MATERIAL FOR THE TASK =>
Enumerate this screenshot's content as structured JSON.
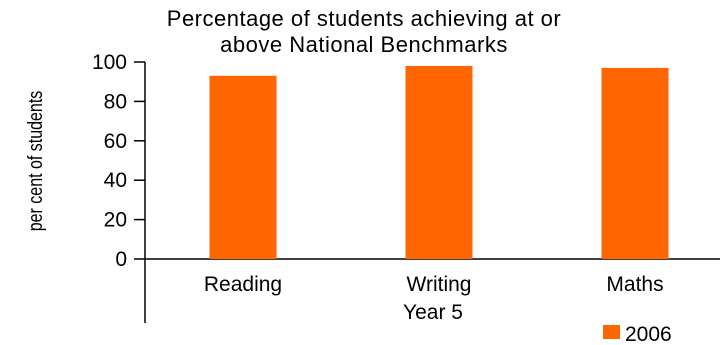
{
  "chart_data": {
    "type": "bar",
    "title_lines": [
      "Percentage of students achieving at or",
      "above National Benchmarks"
    ],
    "xlabel": "Year 5",
    "ylabel": "per cent of students",
    "categories": [
      "Reading",
      "Writing",
      "Maths"
    ],
    "series": [
      {
        "name": "2006",
        "values": [
          93,
          98,
          97
        ]
      }
    ],
    "ylim": [
      0,
      100
    ],
    "yticks": [
      0,
      20,
      40,
      60,
      80,
      100
    ],
    "grid": false,
    "legend_position": "bottom-right",
    "colors": {
      "bar": "#FF6600",
      "axis": "#000000",
      "text": "#000000"
    }
  }
}
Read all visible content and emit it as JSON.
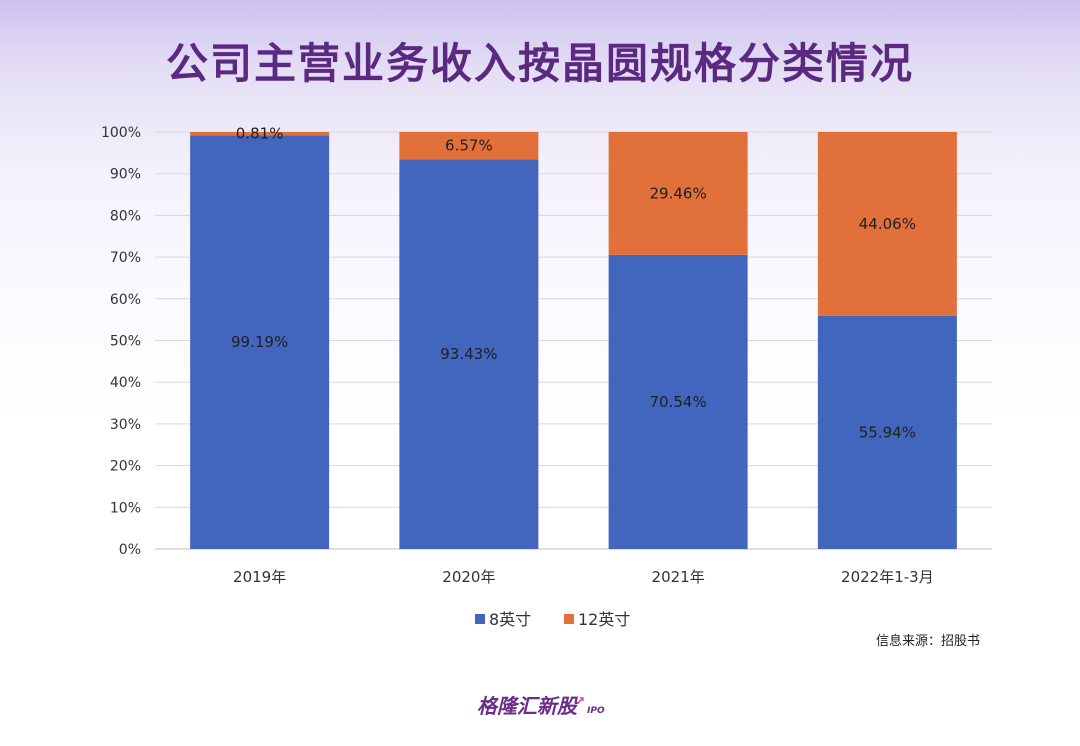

SET PROBLEM => Print the records above exactly as they stand, but leave out the pictures.

TASK SOLUTION =>
Enumerate this screenshot's content as structured JSON.
{
  "chart_data": {
    "type": "bar",
    "title_lines": [
      "Percentage of students achieving at or",
      "above National Benchmarks"
    ],
    "xlabel": "Year 5",
    "ylabel": "per cent of students",
    "categories": [
      "Reading",
      "Writing",
      "Maths"
    ],
    "series": [
      {
        "name": "2006",
        "values": [
          93,
          98,
          97
        ]
      }
    ],
    "ylim": [
      0,
      100
    ],
    "yticks": [
      0,
      20,
      40,
      60,
      80,
      100
    ],
    "grid": false,
    "legend_position": "bottom-right",
    "colors": {
      "bar": "#FF6600",
      "axis": "#000000",
      "text": "#000000"
    }
  }
}
Read all visible content and emit it as JSON.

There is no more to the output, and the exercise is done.